(Recorded data)

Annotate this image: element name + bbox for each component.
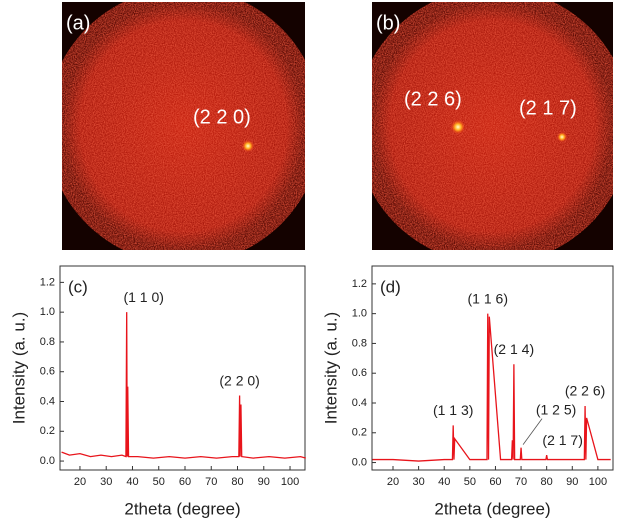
y-tick-label: 1.2: [40, 276, 55, 288]
panel-label: (a): [66, 12, 90, 34]
y-tick-label: 0.8: [352, 337, 367, 349]
xrd-chart: 20 30 40 50 60 70 80 90 100 0.0 0.2 0.4 0.6 0.8 1.0 1.2…: [321, 265, 614, 518]
x-tick-label: 60: [489, 476, 501, 488]
x-tick-label: 20: [74, 476, 86, 488]
y-tick-label: 1.0: [352, 308, 367, 320]
x-tick-label: 50: [153, 476, 165, 488]
x-tick-label: 60: [179, 476, 191, 488]
y-tick-label: 1.0: [40, 306, 55, 318]
spot-label: (2 2 0): [193, 106, 251, 128]
x-axis-label: 2theta (degree): [124, 499, 240, 518]
y-tick-label: 1.2: [352, 278, 367, 290]
diffraction-spot: [451, 120, 465, 134]
x-tick-label: 70: [205, 476, 217, 488]
x-tick-label: 40: [438, 476, 450, 488]
speckle: [62, 2, 305, 250]
panel-label: (c): [68, 277, 88, 296]
x-tick-label: 90: [258, 476, 270, 488]
x-tick-label: 90: [566, 476, 578, 488]
speckle: [372, 2, 613, 250]
y-tick-label: 0.6: [352, 367, 367, 379]
spot-label: (2 1 7): [519, 97, 577, 119]
x-tick-label: 100: [589, 476, 607, 488]
x-tick-label: 30: [412, 476, 424, 488]
x-tick-label: 30: [100, 476, 112, 488]
y-tick-label: 0.6: [40, 366, 55, 378]
y-tick-label: 0.8: [40, 336, 55, 348]
leader-line: [522, 418, 543, 445]
data-line: [61, 312, 306, 459]
plot-frame: [371, 265, 614, 471]
peak-label: (1 1 0): [123, 289, 163, 305]
x-axis-label: 2theta (degree): [434, 499, 550, 518]
peak-label: (1 1 3): [433, 402, 473, 418]
peak-label: (2 1 4): [494, 341, 534, 357]
image-a: (a) (2 2 0): [62, 2, 305, 250]
x-tick-label: 40: [126, 476, 138, 488]
y-axis-label: Intensity (a. u.): [9, 312, 28, 424]
y-tick-label: 0.2: [40, 425, 55, 437]
peak-label: (2 2 6): [565, 383, 605, 399]
peak-label: (1 1 6): [468, 290, 508, 306]
y-tick-label: 0.4: [40, 395, 55, 407]
y-axis-label: Intensity (a. u.): [321, 312, 340, 424]
peak-label: (2 2 0): [219, 372, 259, 388]
x-tick-label: 50: [464, 476, 476, 488]
peak-label: (1 2 5): [536, 401, 576, 417]
y-tick-label: 0.0: [40, 455, 55, 467]
y-tick-label: 0.0: [352, 456, 367, 468]
panel-label: (b): [376, 12, 400, 34]
y-tick-label: 0.4: [352, 397, 367, 409]
diffraction-spot: [557, 132, 567, 142]
diffraction-spot: [242, 140, 254, 152]
plot-frame: [59, 265, 306, 471]
panel-label: (d): [380, 277, 401, 296]
data-line: [372, 313, 611, 462]
peak-label: (2 1 7): [542, 432, 582, 448]
spot-label: (2 2 6): [404, 88, 462, 110]
x-tick-label: 80: [231, 476, 243, 488]
x-tick-label: 100: [281, 476, 299, 488]
x-tick-label: 70: [515, 476, 527, 488]
xrd-chart: 20 30 40 50 60 70 80 90 100 0.0 0.2 0.4 0.6 0.8 1.0 1.2…: [9, 265, 306, 518]
image-b: (b) (2 2 6) (2 1 7): [372, 2, 613, 250]
x-tick-label: 20: [387, 476, 399, 488]
x-tick-label: 80: [541, 476, 553, 488]
y-tick-label: 0.2: [352, 427, 367, 439]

• _Given request_:
Copy the material above, switching every "peak-label" to "reflection-label" and leaving everything else unchanged. Leave out the pictures.

• _Solved exercise_:
Annotate this image: element name + bbox for each component.
y-tick-label: 1.2: [40, 276, 55, 288]
panel-label: (a): [66, 12, 90, 34]
y-tick-label: 0.8: [352, 337, 367, 349]
xrd-chart: 20 30 40 50 60 70 80 90 100 0.0 0.2 0.4 0.6 0.8 1.0 1.2…: [321, 265, 614, 518]
x-tick-label: 60: [489, 476, 501, 488]
x-tick-label: 20: [74, 476, 86, 488]
y-tick-label: 1.0: [352, 308, 367, 320]
x-tick-label: 50: [153, 476, 165, 488]
x-tick-label: 60: [179, 476, 191, 488]
y-tick-label: 1.0: [40, 306, 55, 318]
spot-label: (2 2 0): [193, 106, 251, 128]
x-axis-label: 2theta (degree): [124, 499, 240, 518]
y-tick-label: 1.2: [352, 278, 367, 290]
diffraction-spot: [451, 120, 465, 134]
x-tick-label: 70: [205, 476, 217, 488]
x-tick-label: 40: [438, 476, 450, 488]
speckle: [62, 2, 305, 250]
panel-label: (c): [68, 277, 88, 296]
x-tick-label: 90: [258, 476, 270, 488]
x-tick-label: 90: [566, 476, 578, 488]
speckle: [372, 2, 613, 250]
y-tick-label: 0.6: [352, 367, 367, 379]
spot-label: (2 1 7): [519, 97, 577, 119]
x-tick-label: 100: [589, 476, 607, 488]
x-tick-label: 30: [412, 476, 424, 488]
x-tick-label: 30: [100, 476, 112, 488]
y-tick-label: 0.6: [40, 366, 55, 378]
y-tick-label: 0.8: [40, 336, 55, 348]
leader-line: [522, 418, 543, 445]
data-line: [61, 312, 306, 459]
plot-frame: [371, 265, 614, 471]
reflection-label: (1 1 0): [123, 289, 163, 305]
x-axis-label: 2theta (degree): [434, 499, 550, 518]
reflection-label: (1 1 3): [433, 402, 473, 418]
reflection-label: (2 1 4): [494, 341, 534, 357]
image-a: (a) (2 2 0): [62, 2, 305, 250]
x-tick-label: 40: [126, 476, 138, 488]
y-axis-label: Intensity (a. u.): [9, 312, 28, 424]
y-tick-label: 0.2: [40, 425, 55, 437]
reflection-label: (2 2 6): [565, 383, 605, 399]
reflection-label: (1 1 6): [468, 290, 508, 306]
y-tick-label: 0.4: [40, 395, 55, 407]
y-axis-label: Intensity (a. u.): [321, 312, 340, 424]
reflection-label: (2 2 0): [219, 372, 259, 388]
x-tick-label: 50: [464, 476, 476, 488]
reflection-label: (1 2 5): [536, 401, 576, 417]
y-tick-label: 0.0: [40, 455, 55, 467]
y-tick-label: 0.0: [352, 456, 367, 468]
panel-label: (b): [376, 12, 400, 34]
y-tick-label: 0.4: [352, 397, 367, 409]
diffraction-spot: [557, 132, 567, 142]
diffraction-spot: [242, 140, 254, 152]
plot-frame: [59, 265, 306, 471]
panel-label: (d): [380, 277, 401, 296]
data-line: [372, 313, 611, 462]
reflection-label: (2 1 7): [542, 432, 582, 448]
spot-label: (2 2 6): [404, 88, 462, 110]
x-tick-label: 80: [231, 476, 243, 488]
x-tick-label: 100: [281, 476, 299, 488]
x-tick-label: 70: [515, 476, 527, 488]
xrd-chart: 20 30 40 50 60 70 80 90 100 0.0 0.2 0.4 0.6 0.8 1.0 1.2…: [9, 265, 306, 518]
image-b: (b) (2 2 6) (2 1 7): [372, 2, 613, 250]
x-tick-label: 20: [387, 476, 399, 488]
x-tick-label: 80: [541, 476, 553, 488]
y-tick-label: 0.2: [352, 427, 367, 439]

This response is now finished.